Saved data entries
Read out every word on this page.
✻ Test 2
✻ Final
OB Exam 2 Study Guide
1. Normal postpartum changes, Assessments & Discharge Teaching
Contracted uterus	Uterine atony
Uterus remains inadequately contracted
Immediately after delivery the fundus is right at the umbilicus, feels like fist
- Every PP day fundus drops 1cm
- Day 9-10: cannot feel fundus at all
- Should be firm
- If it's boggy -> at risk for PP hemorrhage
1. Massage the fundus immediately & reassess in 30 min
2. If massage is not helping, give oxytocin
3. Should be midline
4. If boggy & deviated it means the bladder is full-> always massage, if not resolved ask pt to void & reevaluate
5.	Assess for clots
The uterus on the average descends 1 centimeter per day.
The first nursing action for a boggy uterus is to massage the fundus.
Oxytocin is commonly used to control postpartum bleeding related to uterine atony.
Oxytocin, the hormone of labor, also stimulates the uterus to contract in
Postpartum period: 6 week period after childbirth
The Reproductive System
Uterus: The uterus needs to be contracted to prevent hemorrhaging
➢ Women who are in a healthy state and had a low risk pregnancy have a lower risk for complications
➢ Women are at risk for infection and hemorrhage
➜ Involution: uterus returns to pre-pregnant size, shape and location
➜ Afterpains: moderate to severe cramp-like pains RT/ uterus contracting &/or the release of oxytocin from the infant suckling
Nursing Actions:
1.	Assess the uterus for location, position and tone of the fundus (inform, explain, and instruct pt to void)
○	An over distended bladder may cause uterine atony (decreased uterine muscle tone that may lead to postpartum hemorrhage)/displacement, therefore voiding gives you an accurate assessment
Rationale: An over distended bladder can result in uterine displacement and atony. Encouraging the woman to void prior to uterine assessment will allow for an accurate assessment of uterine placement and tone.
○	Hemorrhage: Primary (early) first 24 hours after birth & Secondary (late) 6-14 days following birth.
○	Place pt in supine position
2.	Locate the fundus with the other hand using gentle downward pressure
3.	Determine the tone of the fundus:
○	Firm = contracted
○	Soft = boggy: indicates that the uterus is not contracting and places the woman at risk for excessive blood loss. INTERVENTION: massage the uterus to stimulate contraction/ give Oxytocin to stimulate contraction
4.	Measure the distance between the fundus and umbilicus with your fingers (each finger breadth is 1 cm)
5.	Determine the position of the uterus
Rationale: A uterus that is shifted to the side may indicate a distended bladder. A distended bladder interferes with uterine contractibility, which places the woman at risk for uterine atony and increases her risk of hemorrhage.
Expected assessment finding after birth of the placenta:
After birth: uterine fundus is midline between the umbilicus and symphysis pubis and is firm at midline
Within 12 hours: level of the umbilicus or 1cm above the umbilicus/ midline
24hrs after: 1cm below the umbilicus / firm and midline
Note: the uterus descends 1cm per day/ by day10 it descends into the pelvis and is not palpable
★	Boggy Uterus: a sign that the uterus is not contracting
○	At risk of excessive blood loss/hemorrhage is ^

__Problem statement__. Extract all lines from the material above that include the word "position".

__Response__.
1.	Assess the uterus for location, position and tone of the fundus (inform, explain, and instruct pt to void)
○	Place pt in supine position
5.	Determine the position of the uterus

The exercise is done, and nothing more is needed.